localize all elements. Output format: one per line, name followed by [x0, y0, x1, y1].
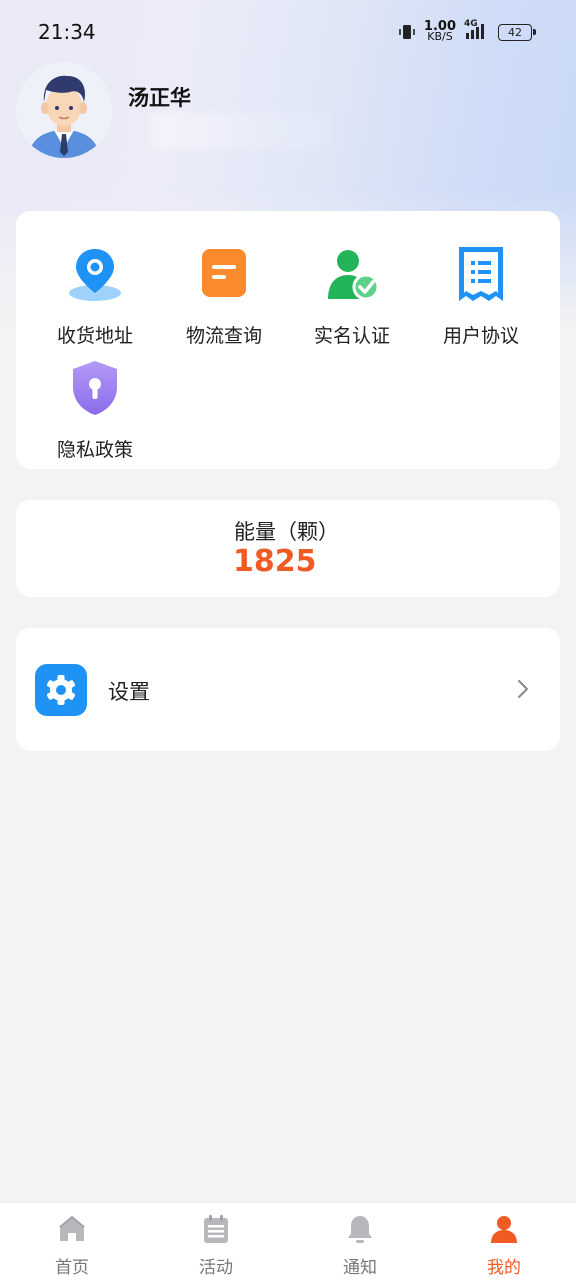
- settings-label: 设置: [108, 680, 150, 704]
- energy-value: 1825: [233, 544, 317, 579]
- privacy-shield-icon: [73, 361, 117, 415]
- verified-user-icon: [328, 250, 380, 301]
- service-menu-card: 收货地址 物流查询 实名认证 用户协议 隐私政策: [16, 211, 560, 469]
- tab-notifications[interactable]: 通知: [310, 1213, 410, 1278]
- energy-label: 能量（颗）: [234, 520, 339, 544]
- menu-item-logistics[interactable]: 物流查询: [159, 243, 289, 348]
- tab-mine[interactable]: 我的: [454, 1213, 554, 1278]
- battery-indicator: 42: [498, 23, 536, 41]
- home-icon: [59, 1215, 85, 1241]
- user-icon: [491, 1216, 517, 1243]
- settings-row[interactable]: 设置: [16, 628, 560, 751]
- tab-label: 首页: [55, 1258, 89, 1278]
- logistics-doc-icon: [202, 249, 246, 297]
- menu-item-label: 隐私政策: [56, 439, 133, 461]
- menu-item-label: 收货地址: [56, 325, 133, 347]
- bottom-tab-bar: 首页 活动 通知 我的: [0, 1202, 576, 1281]
- menu-item-privacy[interactable]: 隐私政策: [30, 357, 160, 462]
- tab-label: 我的: [487, 1258, 521, 1278]
- menu-item-verify[interactable]: 实名认证: [287, 243, 417, 348]
- user-name: 汤正华: [128, 86, 191, 110]
- status-bar: 21:34 1.00 KB/S 4G 42: [0, 0, 576, 66]
- energy-card: 能量（颗） 1825: [16, 500, 560, 597]
- menu-item-label: 实名认证: [313, 325, 390, 347]
- chevron-right-icon: [518, 680, 528, 698]
- menu-item-address[interactable]: 收货地址: [30, 243, 160, 348]
- settings-gear-icon: [35, 664, 87, 716]
- location-pin-icon: [69, 249, 121, 301]
- tab-home[interactable]: 首页: [22, 1213, 122, 1278]
- agreement-doc-icon: [459, 247, 503, 301]
- avatar-illustration: [16, 62, 112, 158]
- tab-activity[interactable]: 活动: [166, 1213, 266, 1278]
- tab-label: 活动: [199, 1258, 233, 1278]
- menu-item-label: 用户协议: [442, 325, 519, 347]
- vibrate-icon: [399, 25, 415, 39]
- menu-item-label: 物流查询: [185, 325, 262, 347]
- user-subtitle-blurred: [150, 112, 330, 150]
- menu-item-agreement[interactable]: 用户协议: [416, 243, 546, 348]
- net-speed: 1.00 KB/S: [423, 19, 456, 43]
- tab-label: 通知: [343, 1258, 377, 1278]
- activity-list-icon: [204, 1215, 228, 1243]
- status-time: 21:34: [38, 20, 96, 44]
- bell-icon: [348, 1216, 372, 1243]
- profile-avatar-wrap[interactable]: [16, 62, 112, 158]
- signal-indicator: 4G: [464, 19, 490, 41]
- status-icons: 1.00 KB/S 4G 42: [398, 19, 536, 43]
- avatar[interactable]: [16, 62, 112, 158]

> [WORK TO COMPLETE]: Convert the records from the line with "- settings-label: 设置: [108, 680, 150, 704]" up to and including the line with "- agreement-doc-icon: [459, 247, 503, 301]" into a numbered list, leaving out any blank lines.

> [SOLVED EXERCISE]:
1. - settings-label: 设置: [108, 680, 150, 704]
2. - energy-value: 1825: [233, 544, 317, 579]
3. - privacy-shield-icon: [73, 361, 117, 415]
4. - verified-user-icon: [328, 250, 380, 301]
5. - service-menu-card: 收货地址 物流查询 实名认证 用户协议 隐私政策: [16, 211, 560, 469]
6. - tab-notifications[interactable]: 通知: [310, 1213, 410, 1278]
7. - energy-label: 能量（颗）: [234, 520, 339, 544]
8. - menu-item-logistics[interactable]: 物流查询: [159, 243, 289, 348]
9. - tab-mine[interactable]: 我的: [454, 1213, 554, 1278]
10. - battery-indicator: 42: [498, 23, 536, 41]
11. - home-icon: [59, 1215, 85, 1241]
12. - user-icon: [491, 1216, 517, 1243]
13. - settings-row[interactable]: 设置: [16, 628, 560, 751]
14. - tab-label: 首页: [55, 1258, 89, 1278]
15. - logistics-doc-icon: [202, 249, 246, 297]
16. - menu-item-label: 隐私政策: [56, 439, 133, 461]
17. - menu-item-label: 收货地址: [56, 325, 133, 347]
18. - bottom-tab-bar: 首页 活动 通知 我的: [0, 1202, 576, 1281]
19. - menu-item-privacy[interactable]: 隐私政策: [30, 357, 160, 462]
20. - tab-label: 我的: [487, 1258, 521, 1278]
21. - menu-item-verify[interactable]: 实名认证: [287, 243, 417, 348]
22. - user-name: 汤正华: [128, 86, 191, 110]
23. - status-bar: 21:34 1.00 KB/S 4G 42: [0, 0, 576, 66]
24. - energy-card: 能量（颗） 1825: [16, 500, 560, 597]
25. - menu-item-label: 实名认证: [313, 325, 390, 347]
26. - chevron-right-icon: [518, 680, 528, 698]
27. - menu-item-address[interactable]: 收货地址: [30, 243, 160, 348]
28. - settings-gear-icon: [35, 664, 87, 716]
29. - location-pin-icon: [69, 249, 121, 301]
30. - tab-home[interactable]: 首页: [22, 1213, 122, 1278]
31. - agreement-doc-icon: [459, 247, 503, 301]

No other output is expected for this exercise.